## START DATA SECTION

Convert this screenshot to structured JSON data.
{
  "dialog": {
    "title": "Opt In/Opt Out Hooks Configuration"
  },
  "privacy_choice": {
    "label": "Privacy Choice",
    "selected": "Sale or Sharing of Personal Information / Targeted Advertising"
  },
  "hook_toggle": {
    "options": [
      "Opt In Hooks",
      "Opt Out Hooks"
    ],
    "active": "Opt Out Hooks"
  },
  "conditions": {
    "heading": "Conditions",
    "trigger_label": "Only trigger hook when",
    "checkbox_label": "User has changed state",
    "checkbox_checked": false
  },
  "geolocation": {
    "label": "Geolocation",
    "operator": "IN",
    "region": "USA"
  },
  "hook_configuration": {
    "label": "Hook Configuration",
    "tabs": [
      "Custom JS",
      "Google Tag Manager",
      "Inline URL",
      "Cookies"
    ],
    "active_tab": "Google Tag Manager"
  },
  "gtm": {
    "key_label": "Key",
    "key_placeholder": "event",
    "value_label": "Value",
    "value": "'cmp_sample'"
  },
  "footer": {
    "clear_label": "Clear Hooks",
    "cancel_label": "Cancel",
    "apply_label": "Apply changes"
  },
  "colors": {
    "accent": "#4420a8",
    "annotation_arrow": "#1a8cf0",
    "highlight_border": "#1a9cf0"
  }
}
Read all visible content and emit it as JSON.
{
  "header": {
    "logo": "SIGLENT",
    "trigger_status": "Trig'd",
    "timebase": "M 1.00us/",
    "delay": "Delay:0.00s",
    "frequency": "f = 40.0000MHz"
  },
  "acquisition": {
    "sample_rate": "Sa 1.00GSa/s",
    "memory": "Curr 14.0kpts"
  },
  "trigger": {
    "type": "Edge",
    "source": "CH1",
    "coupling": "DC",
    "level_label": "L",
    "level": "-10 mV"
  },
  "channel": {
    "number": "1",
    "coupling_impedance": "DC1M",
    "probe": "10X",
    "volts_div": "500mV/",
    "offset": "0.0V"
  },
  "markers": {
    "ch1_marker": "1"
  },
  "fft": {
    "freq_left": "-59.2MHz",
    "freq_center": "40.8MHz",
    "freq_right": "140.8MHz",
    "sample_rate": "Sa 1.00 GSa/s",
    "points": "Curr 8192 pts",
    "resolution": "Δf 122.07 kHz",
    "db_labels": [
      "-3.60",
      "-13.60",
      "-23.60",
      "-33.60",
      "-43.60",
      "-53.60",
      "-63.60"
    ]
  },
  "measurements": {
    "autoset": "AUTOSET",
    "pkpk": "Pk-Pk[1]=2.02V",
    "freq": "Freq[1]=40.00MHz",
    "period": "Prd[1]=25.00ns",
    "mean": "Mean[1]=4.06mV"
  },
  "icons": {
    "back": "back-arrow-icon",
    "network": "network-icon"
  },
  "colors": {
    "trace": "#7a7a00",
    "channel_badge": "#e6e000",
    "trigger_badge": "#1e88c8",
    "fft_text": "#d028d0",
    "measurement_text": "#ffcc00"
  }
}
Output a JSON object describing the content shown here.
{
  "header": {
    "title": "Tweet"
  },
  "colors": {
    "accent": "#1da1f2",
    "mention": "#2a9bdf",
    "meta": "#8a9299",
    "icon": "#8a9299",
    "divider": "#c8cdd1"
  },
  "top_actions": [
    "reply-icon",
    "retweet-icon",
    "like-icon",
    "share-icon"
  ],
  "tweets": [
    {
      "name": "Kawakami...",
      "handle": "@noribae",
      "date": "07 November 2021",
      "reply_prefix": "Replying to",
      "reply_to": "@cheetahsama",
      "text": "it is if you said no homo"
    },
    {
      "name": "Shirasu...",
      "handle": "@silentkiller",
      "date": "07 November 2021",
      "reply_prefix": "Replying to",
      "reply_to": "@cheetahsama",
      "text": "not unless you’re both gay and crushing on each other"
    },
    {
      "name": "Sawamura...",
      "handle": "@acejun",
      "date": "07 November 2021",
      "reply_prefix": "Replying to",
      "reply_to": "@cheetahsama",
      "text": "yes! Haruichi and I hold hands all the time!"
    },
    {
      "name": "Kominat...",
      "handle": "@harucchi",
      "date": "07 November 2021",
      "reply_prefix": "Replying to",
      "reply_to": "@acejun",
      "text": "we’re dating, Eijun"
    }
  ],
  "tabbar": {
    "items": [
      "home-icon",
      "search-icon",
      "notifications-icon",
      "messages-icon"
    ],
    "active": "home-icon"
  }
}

## END DATA SECTION

Take every line containing the word "JSON" and copy it.

Convert this screenshot to structured JSON data.
Read all visible content and emit it as JSON.
Output a JSON object describing the content shown here.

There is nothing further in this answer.